Written exercise:
Update the material from its first line through the line containing "comment-date: 2025-11-20 — [70, 76, 158, 94]" by changing "creator-avatar-icon" to "author-avatar-icon", and keep everything else the same. Give only those lines.

Dataset content:
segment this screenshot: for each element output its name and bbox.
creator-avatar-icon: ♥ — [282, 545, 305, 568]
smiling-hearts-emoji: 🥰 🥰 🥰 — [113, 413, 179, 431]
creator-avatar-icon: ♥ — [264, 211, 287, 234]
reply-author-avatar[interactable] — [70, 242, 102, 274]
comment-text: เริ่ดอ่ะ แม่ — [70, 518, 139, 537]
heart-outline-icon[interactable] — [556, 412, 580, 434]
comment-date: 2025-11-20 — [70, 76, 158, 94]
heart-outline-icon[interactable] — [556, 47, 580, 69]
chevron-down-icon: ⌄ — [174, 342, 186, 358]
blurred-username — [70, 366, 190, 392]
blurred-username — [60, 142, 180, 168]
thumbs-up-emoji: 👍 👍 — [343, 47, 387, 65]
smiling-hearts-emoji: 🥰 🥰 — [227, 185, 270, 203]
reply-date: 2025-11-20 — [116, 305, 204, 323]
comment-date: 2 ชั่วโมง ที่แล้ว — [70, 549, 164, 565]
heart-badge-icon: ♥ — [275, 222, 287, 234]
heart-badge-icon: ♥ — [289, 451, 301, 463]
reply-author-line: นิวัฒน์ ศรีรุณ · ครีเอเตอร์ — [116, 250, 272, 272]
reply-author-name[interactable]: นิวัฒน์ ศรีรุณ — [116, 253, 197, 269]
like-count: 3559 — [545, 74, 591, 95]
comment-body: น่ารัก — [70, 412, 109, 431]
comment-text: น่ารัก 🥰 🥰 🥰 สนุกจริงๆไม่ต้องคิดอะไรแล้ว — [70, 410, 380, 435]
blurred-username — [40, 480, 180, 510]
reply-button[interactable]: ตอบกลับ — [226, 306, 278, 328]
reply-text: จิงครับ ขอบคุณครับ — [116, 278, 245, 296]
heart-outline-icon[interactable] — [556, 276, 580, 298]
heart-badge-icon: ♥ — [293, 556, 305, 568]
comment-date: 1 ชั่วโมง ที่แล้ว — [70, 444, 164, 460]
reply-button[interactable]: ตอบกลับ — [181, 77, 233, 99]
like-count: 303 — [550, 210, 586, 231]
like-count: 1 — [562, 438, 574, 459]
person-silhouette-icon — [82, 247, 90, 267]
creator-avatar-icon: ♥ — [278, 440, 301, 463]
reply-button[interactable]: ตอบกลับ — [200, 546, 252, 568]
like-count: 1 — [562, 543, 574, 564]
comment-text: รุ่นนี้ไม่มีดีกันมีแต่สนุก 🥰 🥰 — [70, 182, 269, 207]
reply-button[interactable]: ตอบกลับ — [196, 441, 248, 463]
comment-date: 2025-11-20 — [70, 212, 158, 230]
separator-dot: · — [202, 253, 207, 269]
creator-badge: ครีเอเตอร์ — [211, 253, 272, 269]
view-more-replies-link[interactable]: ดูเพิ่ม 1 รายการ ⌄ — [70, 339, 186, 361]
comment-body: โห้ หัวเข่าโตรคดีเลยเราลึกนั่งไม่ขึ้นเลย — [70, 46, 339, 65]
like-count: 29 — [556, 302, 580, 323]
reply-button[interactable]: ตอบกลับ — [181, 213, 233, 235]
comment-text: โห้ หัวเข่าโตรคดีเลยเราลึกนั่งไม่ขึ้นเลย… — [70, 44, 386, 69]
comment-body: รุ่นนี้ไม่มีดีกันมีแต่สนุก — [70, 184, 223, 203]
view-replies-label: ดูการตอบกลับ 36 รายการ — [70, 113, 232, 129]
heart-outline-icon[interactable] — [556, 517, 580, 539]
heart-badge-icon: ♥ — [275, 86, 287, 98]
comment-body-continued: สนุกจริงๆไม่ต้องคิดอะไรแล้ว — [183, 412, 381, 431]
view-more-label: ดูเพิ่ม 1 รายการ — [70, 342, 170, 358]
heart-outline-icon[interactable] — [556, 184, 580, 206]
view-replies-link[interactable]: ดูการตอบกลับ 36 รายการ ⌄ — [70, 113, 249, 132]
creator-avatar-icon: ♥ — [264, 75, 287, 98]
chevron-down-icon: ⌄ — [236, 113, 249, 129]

Written response:
segment this screenshot: for each element output its name and bbox.
author-avatar-icon: ♥ — [282, 545, 305, 568]
smiling-hearts-emoji: 🥰 🥰 🥰 — [113, 413, 179, 431]
author-avatar-icon: ♥ — [264, 211, 287, 234]
reply-author-avatar[interactable] — [70, 242, 102, 274]
comment-text: เริ่ดอ่ะ แม่ — [70, 518, 139, 537]
heart-outline-icon[interactable] — [556, 412, 580, 434]
comment-date: 2025-11-20 — [70, 76, 158, 94]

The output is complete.